# START OF Dataset content

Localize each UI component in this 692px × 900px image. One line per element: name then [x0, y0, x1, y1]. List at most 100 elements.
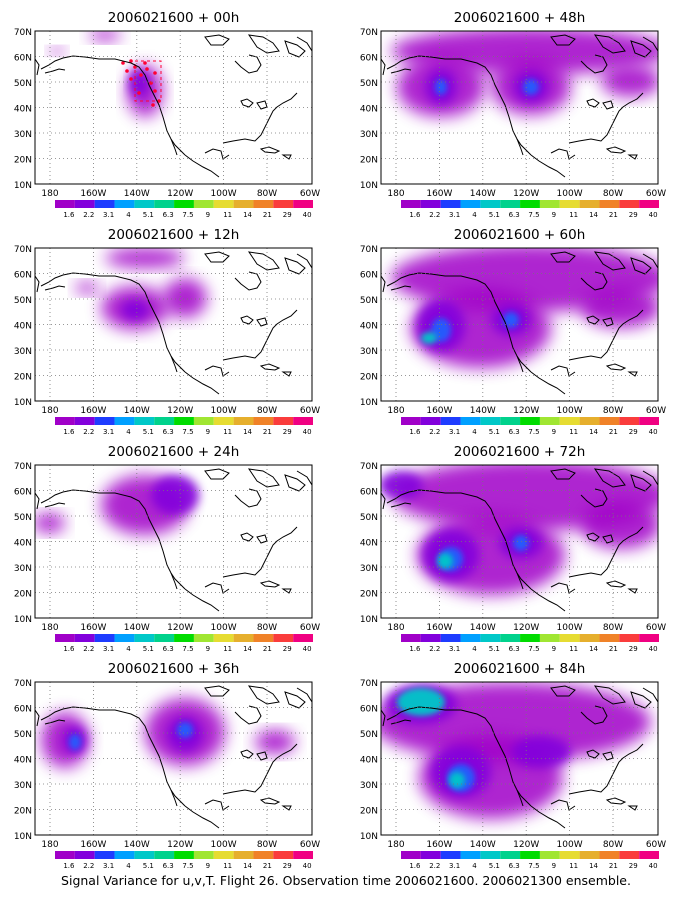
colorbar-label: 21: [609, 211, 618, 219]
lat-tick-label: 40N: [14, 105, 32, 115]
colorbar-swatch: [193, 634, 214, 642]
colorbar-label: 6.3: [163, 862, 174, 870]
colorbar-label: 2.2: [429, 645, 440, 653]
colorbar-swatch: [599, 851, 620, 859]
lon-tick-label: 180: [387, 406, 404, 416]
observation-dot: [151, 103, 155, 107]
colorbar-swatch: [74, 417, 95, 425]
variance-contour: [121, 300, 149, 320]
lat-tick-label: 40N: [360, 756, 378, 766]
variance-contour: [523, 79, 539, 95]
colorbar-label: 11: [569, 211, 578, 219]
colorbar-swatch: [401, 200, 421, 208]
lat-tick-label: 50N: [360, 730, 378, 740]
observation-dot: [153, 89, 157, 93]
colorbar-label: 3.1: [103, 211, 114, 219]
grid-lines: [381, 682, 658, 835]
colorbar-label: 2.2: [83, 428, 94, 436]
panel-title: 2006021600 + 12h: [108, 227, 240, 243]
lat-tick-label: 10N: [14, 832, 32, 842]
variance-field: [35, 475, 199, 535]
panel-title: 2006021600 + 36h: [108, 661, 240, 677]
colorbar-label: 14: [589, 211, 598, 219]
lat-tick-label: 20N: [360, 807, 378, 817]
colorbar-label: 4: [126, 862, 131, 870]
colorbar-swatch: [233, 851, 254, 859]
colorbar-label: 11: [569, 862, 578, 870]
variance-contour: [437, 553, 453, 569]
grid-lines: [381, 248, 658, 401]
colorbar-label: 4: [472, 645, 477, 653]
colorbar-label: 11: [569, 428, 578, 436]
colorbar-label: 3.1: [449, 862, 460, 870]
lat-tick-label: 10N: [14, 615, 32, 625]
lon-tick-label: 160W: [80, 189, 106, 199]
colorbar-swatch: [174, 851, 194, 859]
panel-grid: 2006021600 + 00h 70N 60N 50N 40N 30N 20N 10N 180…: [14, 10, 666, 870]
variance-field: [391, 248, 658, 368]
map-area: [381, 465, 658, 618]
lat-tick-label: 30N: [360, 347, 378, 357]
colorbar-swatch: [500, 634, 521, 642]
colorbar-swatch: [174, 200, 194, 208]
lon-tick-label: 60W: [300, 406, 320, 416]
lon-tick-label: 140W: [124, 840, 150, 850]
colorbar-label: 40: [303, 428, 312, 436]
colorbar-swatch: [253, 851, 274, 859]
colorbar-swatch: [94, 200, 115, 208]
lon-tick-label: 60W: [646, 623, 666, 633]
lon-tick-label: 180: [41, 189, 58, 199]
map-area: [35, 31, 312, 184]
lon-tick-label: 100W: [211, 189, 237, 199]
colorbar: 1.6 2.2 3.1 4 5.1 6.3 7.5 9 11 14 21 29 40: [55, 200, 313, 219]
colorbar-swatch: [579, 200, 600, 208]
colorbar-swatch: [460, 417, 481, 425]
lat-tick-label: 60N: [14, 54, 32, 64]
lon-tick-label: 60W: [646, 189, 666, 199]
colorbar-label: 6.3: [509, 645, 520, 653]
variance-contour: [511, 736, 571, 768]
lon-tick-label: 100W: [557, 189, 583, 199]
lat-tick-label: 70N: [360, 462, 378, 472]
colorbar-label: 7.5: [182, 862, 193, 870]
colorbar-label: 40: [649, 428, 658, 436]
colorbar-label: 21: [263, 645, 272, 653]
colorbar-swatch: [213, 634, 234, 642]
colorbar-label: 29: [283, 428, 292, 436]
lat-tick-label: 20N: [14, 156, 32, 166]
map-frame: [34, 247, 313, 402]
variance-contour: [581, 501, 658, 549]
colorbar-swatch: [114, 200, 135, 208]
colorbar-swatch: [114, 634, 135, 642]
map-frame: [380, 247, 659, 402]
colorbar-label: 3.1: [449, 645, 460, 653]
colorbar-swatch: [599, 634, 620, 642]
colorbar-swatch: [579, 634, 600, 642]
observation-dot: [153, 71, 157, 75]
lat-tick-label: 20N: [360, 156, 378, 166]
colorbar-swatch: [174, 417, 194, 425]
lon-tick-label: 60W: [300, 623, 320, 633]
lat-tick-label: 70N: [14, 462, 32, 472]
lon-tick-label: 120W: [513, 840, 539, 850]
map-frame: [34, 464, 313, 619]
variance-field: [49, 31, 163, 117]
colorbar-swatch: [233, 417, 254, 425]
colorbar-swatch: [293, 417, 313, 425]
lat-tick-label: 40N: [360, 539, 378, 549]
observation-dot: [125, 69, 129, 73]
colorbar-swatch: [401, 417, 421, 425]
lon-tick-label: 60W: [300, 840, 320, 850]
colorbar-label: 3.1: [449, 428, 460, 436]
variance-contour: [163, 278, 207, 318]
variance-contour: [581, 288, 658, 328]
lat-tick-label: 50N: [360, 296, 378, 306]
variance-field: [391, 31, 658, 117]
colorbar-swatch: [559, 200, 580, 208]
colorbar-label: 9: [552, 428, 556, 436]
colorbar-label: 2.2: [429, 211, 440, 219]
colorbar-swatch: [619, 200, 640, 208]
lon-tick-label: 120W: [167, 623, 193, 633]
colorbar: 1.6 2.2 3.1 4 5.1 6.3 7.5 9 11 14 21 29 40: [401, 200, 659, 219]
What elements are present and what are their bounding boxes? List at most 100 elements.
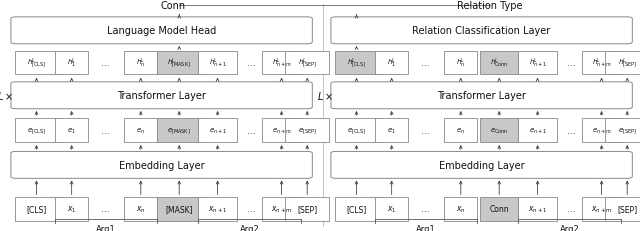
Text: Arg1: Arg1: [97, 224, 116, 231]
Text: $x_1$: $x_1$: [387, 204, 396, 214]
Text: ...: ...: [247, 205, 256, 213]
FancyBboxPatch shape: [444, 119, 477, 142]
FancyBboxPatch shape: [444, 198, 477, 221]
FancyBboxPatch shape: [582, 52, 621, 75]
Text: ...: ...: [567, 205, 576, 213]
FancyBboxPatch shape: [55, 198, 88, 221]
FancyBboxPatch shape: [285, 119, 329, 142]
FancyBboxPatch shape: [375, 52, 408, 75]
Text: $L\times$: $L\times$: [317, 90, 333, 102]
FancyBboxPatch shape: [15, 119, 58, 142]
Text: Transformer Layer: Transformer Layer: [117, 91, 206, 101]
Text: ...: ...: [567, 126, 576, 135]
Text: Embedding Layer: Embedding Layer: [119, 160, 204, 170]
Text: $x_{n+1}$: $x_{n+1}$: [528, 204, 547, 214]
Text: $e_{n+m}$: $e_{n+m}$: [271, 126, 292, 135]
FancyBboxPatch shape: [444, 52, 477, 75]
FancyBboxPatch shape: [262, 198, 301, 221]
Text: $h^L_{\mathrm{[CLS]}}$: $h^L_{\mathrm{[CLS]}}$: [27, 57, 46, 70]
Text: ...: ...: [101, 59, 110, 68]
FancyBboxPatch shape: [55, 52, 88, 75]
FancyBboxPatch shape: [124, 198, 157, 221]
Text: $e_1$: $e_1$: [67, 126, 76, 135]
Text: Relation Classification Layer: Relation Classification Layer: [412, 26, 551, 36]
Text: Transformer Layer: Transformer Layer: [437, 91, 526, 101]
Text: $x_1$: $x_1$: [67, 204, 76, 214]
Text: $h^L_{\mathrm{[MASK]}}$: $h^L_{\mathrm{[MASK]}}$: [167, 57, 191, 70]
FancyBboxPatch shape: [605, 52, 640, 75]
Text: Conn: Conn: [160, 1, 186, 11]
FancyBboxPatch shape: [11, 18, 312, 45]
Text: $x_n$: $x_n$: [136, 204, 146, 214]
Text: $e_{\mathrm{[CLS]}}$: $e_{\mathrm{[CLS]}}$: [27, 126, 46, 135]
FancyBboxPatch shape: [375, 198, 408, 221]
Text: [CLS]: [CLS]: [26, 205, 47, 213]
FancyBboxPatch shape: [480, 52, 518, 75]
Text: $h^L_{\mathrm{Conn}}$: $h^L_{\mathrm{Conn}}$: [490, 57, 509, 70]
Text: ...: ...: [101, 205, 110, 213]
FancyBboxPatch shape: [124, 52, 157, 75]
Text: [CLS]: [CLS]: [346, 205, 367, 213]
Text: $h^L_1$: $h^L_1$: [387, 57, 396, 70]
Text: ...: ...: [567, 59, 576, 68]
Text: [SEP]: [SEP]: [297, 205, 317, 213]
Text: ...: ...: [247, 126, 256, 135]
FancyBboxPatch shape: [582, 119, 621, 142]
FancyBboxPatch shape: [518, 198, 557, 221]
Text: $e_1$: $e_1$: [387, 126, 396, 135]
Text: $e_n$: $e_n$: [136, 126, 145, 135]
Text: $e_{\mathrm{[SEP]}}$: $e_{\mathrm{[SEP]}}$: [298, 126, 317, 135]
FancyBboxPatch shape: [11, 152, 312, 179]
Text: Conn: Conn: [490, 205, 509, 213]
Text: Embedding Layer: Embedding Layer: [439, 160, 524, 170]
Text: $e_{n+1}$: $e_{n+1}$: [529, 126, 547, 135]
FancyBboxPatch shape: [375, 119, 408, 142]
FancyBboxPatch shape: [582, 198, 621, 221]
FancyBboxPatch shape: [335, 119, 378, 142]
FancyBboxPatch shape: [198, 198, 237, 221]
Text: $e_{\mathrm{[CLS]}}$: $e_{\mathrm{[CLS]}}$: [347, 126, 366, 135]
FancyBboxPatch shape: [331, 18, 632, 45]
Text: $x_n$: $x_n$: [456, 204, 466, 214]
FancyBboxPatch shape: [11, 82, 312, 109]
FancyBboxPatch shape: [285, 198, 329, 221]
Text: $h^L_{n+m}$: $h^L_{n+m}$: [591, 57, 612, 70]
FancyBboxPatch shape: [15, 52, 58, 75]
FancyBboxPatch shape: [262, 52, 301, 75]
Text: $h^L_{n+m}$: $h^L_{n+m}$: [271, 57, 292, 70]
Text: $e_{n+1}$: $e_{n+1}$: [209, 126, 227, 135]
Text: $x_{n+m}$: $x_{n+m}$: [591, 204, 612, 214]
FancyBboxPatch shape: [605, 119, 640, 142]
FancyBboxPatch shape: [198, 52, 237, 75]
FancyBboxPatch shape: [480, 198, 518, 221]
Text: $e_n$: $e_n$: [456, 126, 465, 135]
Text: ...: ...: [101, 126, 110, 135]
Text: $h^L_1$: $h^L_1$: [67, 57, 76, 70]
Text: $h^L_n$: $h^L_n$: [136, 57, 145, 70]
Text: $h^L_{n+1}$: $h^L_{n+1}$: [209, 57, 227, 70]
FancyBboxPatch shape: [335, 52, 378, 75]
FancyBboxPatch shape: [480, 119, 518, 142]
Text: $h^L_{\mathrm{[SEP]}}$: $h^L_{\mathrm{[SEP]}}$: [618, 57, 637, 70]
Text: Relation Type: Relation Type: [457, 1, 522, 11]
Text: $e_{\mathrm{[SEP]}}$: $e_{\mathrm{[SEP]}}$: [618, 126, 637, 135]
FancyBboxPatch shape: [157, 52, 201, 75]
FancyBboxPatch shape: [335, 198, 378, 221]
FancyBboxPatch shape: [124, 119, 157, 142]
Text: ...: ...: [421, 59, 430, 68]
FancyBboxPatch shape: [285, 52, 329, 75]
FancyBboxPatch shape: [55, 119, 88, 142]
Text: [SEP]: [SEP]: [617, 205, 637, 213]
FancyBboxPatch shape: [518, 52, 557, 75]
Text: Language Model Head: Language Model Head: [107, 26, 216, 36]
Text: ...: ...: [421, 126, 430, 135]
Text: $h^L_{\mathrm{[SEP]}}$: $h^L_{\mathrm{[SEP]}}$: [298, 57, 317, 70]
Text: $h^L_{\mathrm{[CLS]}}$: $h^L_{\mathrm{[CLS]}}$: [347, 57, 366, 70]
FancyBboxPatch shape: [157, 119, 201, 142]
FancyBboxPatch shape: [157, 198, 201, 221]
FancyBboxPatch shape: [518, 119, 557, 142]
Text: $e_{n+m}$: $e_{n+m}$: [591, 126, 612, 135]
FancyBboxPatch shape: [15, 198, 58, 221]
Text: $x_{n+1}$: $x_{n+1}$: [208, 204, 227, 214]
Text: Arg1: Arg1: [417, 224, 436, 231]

# END OF Dataset content

Reproduce the lines from the one containing "colorbar-label: 21: [609, 211, 618, 219]" through the one containing "map-area: [381, 465, 658, 618]", both included, with no changes.

colorbar-label: 21: [609, 211, 618, 219]
lat-tick-label: 40N: [14, 105, 32, 115]
colorbar-swatch: [193, 634, 214, 642]
colorbar-label: 6.3: [163, 862, 174, 870]
colorbar-label: 2.2: [429, 645, 440, 653]
colorbar-swatch: [599, 851, 620, 859]
lon-tick-label: 180: [387, 406, 404, 416]
observation-dot: [151, 103, 155, 107]
colorbar-swatch: [74, 417, 95, 425]
variance-contour: [121, 300, 149, 320]
lat-tick-label: 40N: [360, 756, 378, 766]
variance-contour: [523, 79, 539, 95]
colorbar-label: 11: [569, 211, 578, 219]
colorbar-swatch: [401, 200, 421, 208]
lat-tick-label: 50N: [360, 730, 378, 740]
observation-dot: [153, 89, 157, 93]
colorbar-label: 3.1: [103, 211, 114, 219]
grid-lines: [381, 682, 658, 835]
colorbar-label: 2.2: [83, 428, 94, 436]
panel-title: 2006021600 + 12h: [108, 227, 240, 243]
lat-tick-label: 10N: [14, 832, 32, 842]
variance-field: [35, 475, 199, 535]
panel-title: 2006021600 + 36h: [108, 661, 240, 677]
colorbar-label: 14: [589, 211, 598, 219]
lat-tick-label: 20N: [360, 807, 378, 817]
colorbar-label: 4: [126, 862, 131, 870]
colorbar-swatch: [233, 851, 254, 859]
colorbar-label: 11: [569, 862, 578, 870]
variance-contour: [437, 553, 453, 569]
grid-lines: [381, 248, 658, 401]
colorbar-label: 4: [472, 645, 477, 653]
colorbar-label: 11: [569, 428, 578, 436]
colorbar-label: 3.1: [449, 862, 460, 870]
lat-tick-label: 10N: [14, 615, 32, 625]
lon-tick-label: 160W: [80, 189, 106, 199]
colorbar-swatch: [174, 851, 194, 859]
panel-grid: 2006021600 + 00h 70N 60N 50N 40N 30N 20N 10N 180…: [14, 10, 666, 870]
variance-field: [391, 248, 658, 368]
map-area: [381, 465, 658, 618]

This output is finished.